▶ **Requirements**: Repeat every line exactly, keeping the pictures out of the copy.

▶ **Extracted entries**:
-- Start --
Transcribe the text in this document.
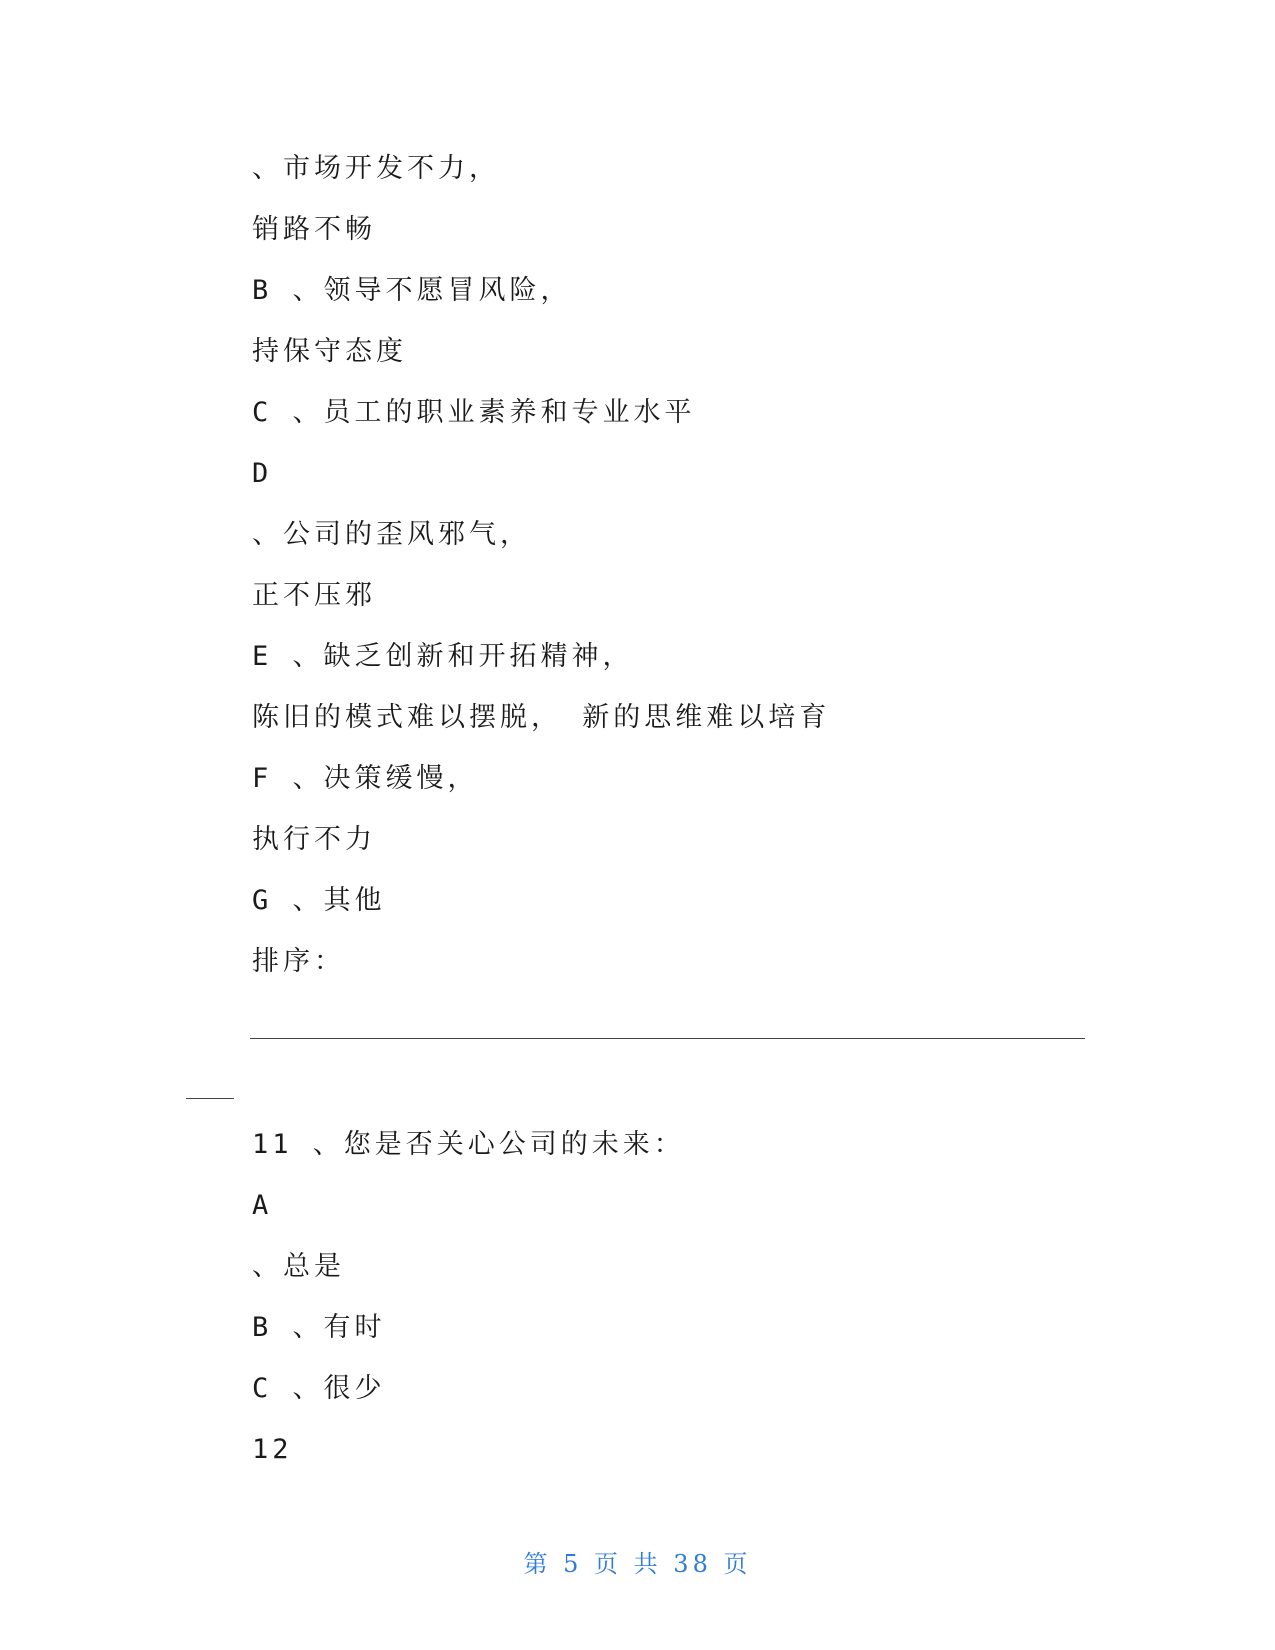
、市场开发不力，
销路不畅
B 、领导不愿冒风险，
持保守态度
C 、员工的职业素养和专业水平
D
、公司的歪风邪气，
正不压邪
E 、缺乏创新和开拓精神，
陈旧的模式难以摆脱， 新的思维难以培育
F 、决策缓慢，
执行不力
G 、其他
排序：
11 、您是否关心公司的未来：
A
、总是
B 、有时
C 、很少
12
第 5 页 共 38 页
-- End --
▶ **Correct response**:
Transcribe the text in this document.
、市场开发不力，
销路不畅
B 、领导不愿冒风险，
持保守态度
C 、员工的职业素养和专业水平
D
、公司的歪风邪气，
正不压邪
E 、缺乏创新和开拓精神，
陈旧的模式难以摆脱， 新的思维难以培育
F 、决策缓慢，
执行不力
G 、其他
排序：
11 、您是否关心公司的未来：
A
、总是
B 、有时
C 、很少
12
第 5 页 共 38 页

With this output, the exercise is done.